- [Stated goal]: Print all entries precisely as they are written.
━━ Data excerpts
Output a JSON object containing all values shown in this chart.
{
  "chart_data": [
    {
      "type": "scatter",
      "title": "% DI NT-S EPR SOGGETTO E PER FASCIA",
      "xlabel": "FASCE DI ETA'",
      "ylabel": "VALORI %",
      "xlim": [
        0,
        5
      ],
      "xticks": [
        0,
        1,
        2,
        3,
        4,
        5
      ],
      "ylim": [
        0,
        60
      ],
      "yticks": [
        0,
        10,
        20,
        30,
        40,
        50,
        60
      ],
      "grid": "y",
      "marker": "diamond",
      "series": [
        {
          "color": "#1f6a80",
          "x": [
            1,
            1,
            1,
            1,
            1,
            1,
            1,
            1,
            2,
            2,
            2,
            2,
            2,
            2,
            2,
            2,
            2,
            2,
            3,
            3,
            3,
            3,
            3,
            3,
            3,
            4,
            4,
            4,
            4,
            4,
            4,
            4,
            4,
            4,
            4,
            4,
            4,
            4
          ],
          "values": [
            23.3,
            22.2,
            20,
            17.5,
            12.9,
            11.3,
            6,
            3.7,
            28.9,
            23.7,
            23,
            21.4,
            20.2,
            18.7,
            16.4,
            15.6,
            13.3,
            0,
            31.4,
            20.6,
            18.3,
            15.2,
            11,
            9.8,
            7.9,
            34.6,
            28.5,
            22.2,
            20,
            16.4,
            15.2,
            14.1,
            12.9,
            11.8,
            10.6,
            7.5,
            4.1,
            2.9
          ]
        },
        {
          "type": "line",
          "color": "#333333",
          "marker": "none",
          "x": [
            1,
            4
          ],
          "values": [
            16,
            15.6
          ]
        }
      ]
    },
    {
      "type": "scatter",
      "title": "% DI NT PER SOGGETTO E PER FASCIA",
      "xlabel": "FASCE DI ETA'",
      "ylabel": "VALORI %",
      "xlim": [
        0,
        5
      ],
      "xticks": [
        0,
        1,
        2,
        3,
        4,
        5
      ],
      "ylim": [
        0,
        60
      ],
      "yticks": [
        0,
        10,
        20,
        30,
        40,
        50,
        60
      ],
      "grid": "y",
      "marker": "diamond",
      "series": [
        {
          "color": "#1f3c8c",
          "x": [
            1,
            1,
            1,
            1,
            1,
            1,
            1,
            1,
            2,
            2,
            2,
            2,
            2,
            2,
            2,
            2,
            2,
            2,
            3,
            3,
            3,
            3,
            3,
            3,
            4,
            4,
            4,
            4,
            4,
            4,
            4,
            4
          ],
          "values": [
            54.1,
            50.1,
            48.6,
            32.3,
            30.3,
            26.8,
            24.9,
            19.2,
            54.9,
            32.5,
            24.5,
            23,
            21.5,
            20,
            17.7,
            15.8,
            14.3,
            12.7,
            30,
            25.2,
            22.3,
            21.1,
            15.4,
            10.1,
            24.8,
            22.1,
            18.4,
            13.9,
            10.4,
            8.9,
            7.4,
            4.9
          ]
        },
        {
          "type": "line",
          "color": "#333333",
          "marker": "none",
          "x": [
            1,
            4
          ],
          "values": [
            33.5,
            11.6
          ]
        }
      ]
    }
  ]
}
━━━━
- [Correct answer]:
Output a JSON object containing all values shown in this chart.
{
  "chart_data": [
    {
      "type": "scatter",
      "title": "% DI NT-S EPR SOGGETTO E PER FASCIA",
      "xlabel": "FASCE DI ETA'",
      "ylabel": "VALORI %",
      "xlim": [
        0,
        5
      ],
      "xticks": [
        0,
        1,
        2,
        3,
        4,
        5
      ],
      "ylim": [
        0,
        60
      ],
      "yticks": [
        0,
        10,
        20,
        30,
        40,
        50,
        60
      ],
      "grid": "y",
      "marker": "diamond",
      "series": [
        {
          "color": "#1f6a80",
          "x": [
            1,
            1,
            1,
            1,
            1,
            1,
            1,
            1,
            2,
            2,
            2,
            2,
            2,
            2,
            2,
            2,
            2,
            2,
            3,
            3,
            3,
            3,
            3,
            3,
            3,
            4,
            4,
            4,
            4,
            4,
            4,
            4,
            4,
            4,
            4,
            4,
            4,
            4
          ],
          "values": [
            23.3,
            22.2,
            20,
            17.5,
            12.9,
            11.3,
            6,
            3.7,
            28.9,
            23.7,
            23,
            21.4,
            20.2,
            18.7,
            16.4,
            15.6,
            13.3,
            0,
            31.4,
            20.6,
            18.3,
            15.2,
            11,
            9.8,
            7.9,
            34.6,
            28.5,
            22.2,
            20,
            16.4,
            15.2,
            14.1,
            12.9,
            11.8,
            10.6,
            7.5,
            4.1,
            2.9
          ]
        },
        {
          "type": "line",
          "color": "#333333",
          "marker": "none",
          "x": [
            1,
            4
          ],
          "values": [
            16,
            15.6
          ]
        }
      ]
    },
    {
      "type": "scatter",
      "title": "% DI NT PER SOGGETTO E PER FASCIA",
      "xlabel": "FASCE DI ETA'",
      "ylabel": "VALORI %",
      "xlim": [
        0,
        5
      ],
      "xticks": [
        0,
        1,
        2,
        3,
        4,
        5
      ],
      "ylim": [
        0,
        60
      ],
      "yticks": [
        0,
        10,
        20,
        30,
        40,
        50,
        60
      ],
      "grid": "y",
      "marker": "diamond",
      "series": [
        {
          "color": "#1f3c8c",
          "x": [
            1,
            1,
            1,
            1,
            1,
            1,
            1,
            1,
            2,
            2,
            2,
            2,
            2,
            2,
            2,
            2,
            2,
            2,
            3,
            3,
            3,
            3,
            3,
            3,
            4,
            4,
            4,
            4,
            4,
            4,
            4,
            4
          ],
          "values": [
            54.1,
            50.1,
            48.6,
            32.3,
            30.3,
            26.8,
            24.9,
            19.2,
            54.9,
            32.5,
            24.5,
            23,
            21.5,
            20,
            17.7,
            15.8,
            14.3,
            12.7,
            30,
            25.2,
            22.3,
            21.1,
            15.4,
            10.1,
            24.8,
            22.1,
            18.4,
            13.9,
            10.4,
            8.9,
            7.4,
            4.9
          ]
        },
        {
          "type": "line",
          "color": "#333333",
          "marker": "none",
          "x": [
            1,
            4
          ],
          "values": [
            33.5,
            11.6
          ]
        }
      ]
    }
  ]
}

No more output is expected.